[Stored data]
******

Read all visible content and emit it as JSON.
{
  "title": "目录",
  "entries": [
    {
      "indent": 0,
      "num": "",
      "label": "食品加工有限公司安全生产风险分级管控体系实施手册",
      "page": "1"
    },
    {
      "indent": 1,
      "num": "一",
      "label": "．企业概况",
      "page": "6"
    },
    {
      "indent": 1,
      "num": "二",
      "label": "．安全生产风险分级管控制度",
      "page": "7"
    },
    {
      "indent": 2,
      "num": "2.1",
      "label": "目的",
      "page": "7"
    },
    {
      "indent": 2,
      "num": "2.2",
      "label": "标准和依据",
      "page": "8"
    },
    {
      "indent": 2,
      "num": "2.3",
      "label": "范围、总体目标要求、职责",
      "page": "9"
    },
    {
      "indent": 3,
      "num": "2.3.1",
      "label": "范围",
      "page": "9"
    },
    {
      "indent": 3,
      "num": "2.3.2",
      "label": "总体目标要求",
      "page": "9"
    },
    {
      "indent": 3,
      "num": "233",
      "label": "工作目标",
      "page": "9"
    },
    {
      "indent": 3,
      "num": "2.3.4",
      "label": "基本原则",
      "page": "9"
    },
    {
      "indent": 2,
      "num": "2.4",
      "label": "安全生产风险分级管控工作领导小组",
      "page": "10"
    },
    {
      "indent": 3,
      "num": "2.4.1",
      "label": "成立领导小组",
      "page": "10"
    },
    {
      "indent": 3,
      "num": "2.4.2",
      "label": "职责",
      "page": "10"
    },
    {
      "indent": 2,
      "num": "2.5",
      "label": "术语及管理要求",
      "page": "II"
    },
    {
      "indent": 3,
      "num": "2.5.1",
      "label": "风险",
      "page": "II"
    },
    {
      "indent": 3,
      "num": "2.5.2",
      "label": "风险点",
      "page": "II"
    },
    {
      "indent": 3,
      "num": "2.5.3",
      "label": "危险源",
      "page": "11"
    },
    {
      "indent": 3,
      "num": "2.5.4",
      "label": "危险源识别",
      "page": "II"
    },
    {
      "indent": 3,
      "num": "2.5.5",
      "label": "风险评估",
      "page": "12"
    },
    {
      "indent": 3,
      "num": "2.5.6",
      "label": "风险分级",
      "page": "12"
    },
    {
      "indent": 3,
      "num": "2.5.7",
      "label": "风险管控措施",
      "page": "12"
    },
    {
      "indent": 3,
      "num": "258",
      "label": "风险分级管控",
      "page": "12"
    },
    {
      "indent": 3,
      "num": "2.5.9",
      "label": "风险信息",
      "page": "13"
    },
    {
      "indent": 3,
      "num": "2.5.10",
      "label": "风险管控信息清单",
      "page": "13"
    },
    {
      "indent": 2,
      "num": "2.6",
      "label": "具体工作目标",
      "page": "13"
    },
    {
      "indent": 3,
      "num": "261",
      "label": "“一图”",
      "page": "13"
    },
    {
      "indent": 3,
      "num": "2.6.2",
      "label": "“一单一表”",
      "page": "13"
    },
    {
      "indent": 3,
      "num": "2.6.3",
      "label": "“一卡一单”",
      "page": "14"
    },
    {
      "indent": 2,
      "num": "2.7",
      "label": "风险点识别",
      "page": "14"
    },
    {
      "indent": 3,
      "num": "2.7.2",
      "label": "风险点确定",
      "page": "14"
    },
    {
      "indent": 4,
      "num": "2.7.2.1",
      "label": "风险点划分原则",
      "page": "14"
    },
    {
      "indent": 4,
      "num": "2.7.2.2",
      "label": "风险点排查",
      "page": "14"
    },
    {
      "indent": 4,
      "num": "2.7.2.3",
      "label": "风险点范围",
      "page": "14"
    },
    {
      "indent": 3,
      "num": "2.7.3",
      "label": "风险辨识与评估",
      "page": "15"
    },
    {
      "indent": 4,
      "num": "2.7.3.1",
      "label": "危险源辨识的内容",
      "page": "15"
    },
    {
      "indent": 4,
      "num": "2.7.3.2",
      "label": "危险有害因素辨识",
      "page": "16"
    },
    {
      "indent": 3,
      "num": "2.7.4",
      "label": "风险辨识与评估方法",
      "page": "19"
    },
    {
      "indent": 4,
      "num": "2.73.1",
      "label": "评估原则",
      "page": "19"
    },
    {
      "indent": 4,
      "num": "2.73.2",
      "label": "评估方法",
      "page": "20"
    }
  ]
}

******

◆ PROBLEM REQUIREMENTS ◆
From the records above, please extract every line and repeat it exactly.

◆ WRITTEN RESPONSE ◆
Read all visible content and emit it as JSON.
{
  "title": "目录",
  "entries": [
    {
      "indent": 0,
      "num": "",
      "label": "食品加工有限公司安全生产风险分级管控体系实施手册",
      "page": "1"
    },
    {
      "indent": 1,
      "num": "一",
      "label": "．企业概况",
      "page": "6"
    },
    {
      "indent": 1,
      "num": "二",
      "label": "．安全生产风险分级管控制度",
      "page": "7"
    },
    {
      "indent": 2,
      "num": "2.1",
      "label": "目的",
      "page": "7"
    },
    {
      "indent": 2,
      "num": "2.2",
      "label": "标准和依据",
      "page": "8"
    },
    {
      "indent": 2,
      "num": "2.3",
      "label": "范围、总体目标要求、职责",
      "page": "9"
    },
    {
      "indent": 3,
      "num": "2.3.1",
      "label": "范围",
      "page": "9"
    },
    {
      "indent": 3,
      "num": "2.3.2",
      "label": "总体目标要求",
      "page": "9"
    },
    {
      "indent": 3,
      "num": "233",
      "label": "工作目标",
      "page": "9"
    },
    {
      "indent": 3,
      "num": "2.3.4",
      "label": "基本原则",
      "page": "9"
    },
    {
      "indent": 2,
      "num": "2.4",
      "label": "安全生产风险分级管控工作领导小组",
      "page": "10"
    },
    {
      "indent": 3,
      "num": "2.4.1",
      "label": "成立领导小组",
      "page": "10"
    },
    {
      "indent": 3,
      "num": "2.4.2",
      "label": "职责",
      "page": "10"
    },
    {
      "indent": 2,
      "num": "2.5",
      "label": "术语及管理要求",
      "page": "II"
    },
    {
      "indent": 3,
      "num": "2.5.1",
      "label": "风险",
      "page": "II"
    },
    {
      "indent": 3,
      "num": "2.5.2",
      "label": "风险点",
      "page": "II"
    },
    {
      "indent": 3,
      "num": "2.5.3",
      "label": "危险源",
      "page": "11"
    },
    {
      "indent": 3,
      "num": "2.5.4",
      "label": "危险源识别",
      "page": "II"
    },
    {
      "indent": 3,
      "num": "2.5.5",
      "label": "风险评估",
      "page": "12"
    },
    {
      "indent": 3,
      "num": "2.5.6",
      "label": "风险分级",
      "page": "12"
    },
    {
      "indent": 3,
      "num": "2.5.7",
      "label": "风险管控措施",
      "page": "12"
    },
    {
      "indent": 3,
      "num": "258",
      "label": "风险分级管控",
      "page": "12"
    },
    {
      "indent": 3,
      "num": "2.5.9",
      "label": "风险信息",
      "page": "13"
    },
    {
      "indent": 3,
      "num": "2.5.10",
      "label": "风险管控信息清单",
      "page": "13"
    },
    {
      "indent": 2,
      "num": "2.6",
      "label": "具体工作目标",
      "page": "13"
    },
    {
      "indent": 3,
      "num": "261",
      "label": "“一图”",
      "page": "13"
    },
    {
      "indent": 3,
      "num": "2.6.2",
      "label": "“一单一表”",
      "page": "13"
    },
    {
      "indent": 3,
      "num": "2.6.3",
      "label": "“一卡一单”",
      "page": "14"
    },
    {
      "indent": 2,
      "num": "2.7",
      "label": "风险点识别",
      "page": "14"
    },
    {
      "indent": 3,
      "num": "2.7.2",
      "label": "风险点确定",
      "page": "14"
    },
    {
      "indent": 4,
      "num": "2.7.2.1",
      "label": "风险点划分原则",
      "page": "14"
    },
    {
      "indent": 4,
      "num": "2.7.2.2",
      "label": "风险点排查",
      "page": "14"
    },
    {
      "indent": 4,
      "num": "2.7.2.3",
      "label": "风险点范围",
      "page": "14"
    },
    {
      "indent": 3,
      "num": "2.7.3",
      "label": "风险辨识与评估",
      "page": "15"
    },
    {
      "indent": 4,
      "num": "2.7.3.1",
      "label": "危险源辨识的内容",
      "page": "15"
    },
    {
      "indent": 4,
      "num": "2.7.3.2",
      "label": "危险有害因素辨识",
      "page": "16"
    },
    {
      "indent": 3,
      "num": "2.7.4",
      "label": "风险辨识与评估方法",
      "page": "19"
    },
    {
      "indent": 4,
      "num": "2.73.1",
      "label": "评估原则",
      "page": "19"
    },
    {
      "indent": 4,
      "num": "2.73.2",
      "label": "评估方法",
      "page": "20"
    }
  ]
}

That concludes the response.